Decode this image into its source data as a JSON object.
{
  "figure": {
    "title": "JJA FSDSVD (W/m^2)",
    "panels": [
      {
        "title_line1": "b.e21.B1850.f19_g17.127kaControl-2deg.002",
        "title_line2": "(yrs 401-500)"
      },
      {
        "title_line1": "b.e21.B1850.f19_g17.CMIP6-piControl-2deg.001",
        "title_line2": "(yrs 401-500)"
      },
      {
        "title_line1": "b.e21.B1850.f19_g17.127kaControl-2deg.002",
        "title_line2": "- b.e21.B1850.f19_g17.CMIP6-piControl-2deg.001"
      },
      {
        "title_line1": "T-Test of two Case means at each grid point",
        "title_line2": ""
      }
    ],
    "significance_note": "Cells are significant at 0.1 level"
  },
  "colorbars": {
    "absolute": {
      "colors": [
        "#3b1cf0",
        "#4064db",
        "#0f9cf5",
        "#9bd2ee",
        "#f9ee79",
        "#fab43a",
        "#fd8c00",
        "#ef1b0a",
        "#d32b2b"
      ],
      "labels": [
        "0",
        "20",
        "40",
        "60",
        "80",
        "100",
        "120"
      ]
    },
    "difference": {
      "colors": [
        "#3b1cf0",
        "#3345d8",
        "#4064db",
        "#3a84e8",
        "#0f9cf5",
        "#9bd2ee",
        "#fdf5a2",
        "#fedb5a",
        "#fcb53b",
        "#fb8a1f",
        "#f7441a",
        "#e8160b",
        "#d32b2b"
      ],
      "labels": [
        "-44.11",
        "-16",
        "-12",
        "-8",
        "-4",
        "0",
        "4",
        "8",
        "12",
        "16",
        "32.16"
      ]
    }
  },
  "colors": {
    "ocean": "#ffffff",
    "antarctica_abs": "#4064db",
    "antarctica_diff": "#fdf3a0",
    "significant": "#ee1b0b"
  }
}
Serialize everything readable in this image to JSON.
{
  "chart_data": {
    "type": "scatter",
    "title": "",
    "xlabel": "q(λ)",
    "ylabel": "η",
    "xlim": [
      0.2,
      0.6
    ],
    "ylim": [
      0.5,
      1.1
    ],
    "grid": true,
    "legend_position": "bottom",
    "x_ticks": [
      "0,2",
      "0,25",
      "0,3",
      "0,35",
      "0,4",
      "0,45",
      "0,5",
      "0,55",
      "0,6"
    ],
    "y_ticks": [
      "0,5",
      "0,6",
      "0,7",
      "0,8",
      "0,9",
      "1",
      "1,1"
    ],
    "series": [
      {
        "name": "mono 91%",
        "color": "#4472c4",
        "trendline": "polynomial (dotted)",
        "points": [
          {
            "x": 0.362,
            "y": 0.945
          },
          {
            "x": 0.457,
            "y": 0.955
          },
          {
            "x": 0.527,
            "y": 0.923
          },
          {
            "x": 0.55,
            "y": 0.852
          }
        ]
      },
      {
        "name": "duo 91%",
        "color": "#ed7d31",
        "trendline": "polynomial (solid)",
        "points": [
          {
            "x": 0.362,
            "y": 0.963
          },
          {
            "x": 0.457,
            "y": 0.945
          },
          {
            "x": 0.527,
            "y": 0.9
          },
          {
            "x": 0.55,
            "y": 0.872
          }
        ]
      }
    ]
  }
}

* * * * * * *

Word for word, quote all of the data above.

Result below:
Decode this image into its source data as a JSON object.
{
  "figure": {
    "title": "JJA FSDSVD (W/m^2)",
    "panels": [
      {
        "title_line1": "b.e21.B1850.f19_g17.127kaControl-2deg.002",
        "title_line2": "(yrs 401-500)"
      },
      {
        "title_line1": "b.e21.B1850.f19_g17.CMIP6-piControl-2deg.001",
        "title_line2": "(yrs 401-500)"
      },
      {
        "title_line1": "b.e21.B1850.f19_g17.127kaControl-2deg.002",
        "title_line2": "- b.e21.B1850.f19_g17.CMIP6-piControl-2deg.001"
      },
      {
        "title_line1": "T-Test of two Case means at each grid point",
        "title_line2": ""
      }
    ],
    "significance_note": "Cells are significant at 0.1 level"
  },
  "colorbars": {
    "absolute": {
      "colors": [
        "#3b1cf0",
        "#4064db",
        "#0f9cf5",
        "#9bd2ee",
        "#f9ee79",
        "#fab43a",
        "#fd8c00",
        "#ef1b0a",
        "#d32b2b"
      ],
      "labels": [
        "0",
        "20",
        "40",
        "60",
        "80",
        "100",
        "120"
      ]
    },
    "difference": {
      "colors": [
        "#3b1cf0",
        "#3345d8",
        "#4064db",
        "#3a84e8",
        "#0f9cf5",
        "#9bd2ee",
        "#fdf5a2",
        "#fedb5a",
        "#fcb53b",
        "#fb8a1f",
        "#f7441a",
        "#e8160b",
        "#d32b2b"
      ],
      "labels": [
        "-44.11",
        "-16",
        "-12",
        "-8",
        "-4",
        "0",
        "4",
        "8",
        "12",
        "16",
        "32.16"
      ]
    }
  },
  "colors": {
    "ocean": "#ffffff",
    "antarctica_abs": "#4064db",
    "antarctica_diff": "#fdf3a0",
    "significant": "#ee1b0b"
  }
}
Serialize everything readable in this image to JSON.
{
  "chart_data": {
    "type": "scatter",
    "title": "",
    "xlabel": "q(λ)",
    "ylabel": "η",
    "xlim": [
      0.2,
      0.6
    ],
    "ylim": [
      0.5,
      1.1
    ],
    "grid": true,
    "legend_position": "bottom",
    "x_ticks": [
      "0,2",
      "0,25",
      "0,3",
      "0,35",
      "0,4",
      "0,45",
      "0,5",
      "0,55",
      "0,6"
    ],
    "y_ticks": [
      "0,5",
      "0,6",
      "0,7",
      "0,8",
      "0,9",
      "1",
      "1,1"
    ],
    "series": [
      {
        "name": "mono 91%",
        "color": "#4472c4",
        "trendline": "polynomial (dotted)",
        "points": [
          {
            "x": 0.362,
            "y": 0.945
          },
          {
            "x": 0.457,
            "y": 0.955
          },
          {
            "x": 0.527,
            "y": 0.923
          },
          {
            "x": 0.55,
            "y": 0.852
          }
        ]
      },
      {
        "name": "duo 91%",
        "color": "#ed7d31",
        "trendline": "polynomial (solid)",
        "points": [
          {
            "x": 0.362,
            "y": 0.963
          },
          {
            "x": 0.457,
            "y": 0.945
          },
          {
            "x": 0.527,
            "y": 0.9
          },
          {
            "x": 0.55,
            "y": 0.872
          }
        ]
      }
    ]
  }
}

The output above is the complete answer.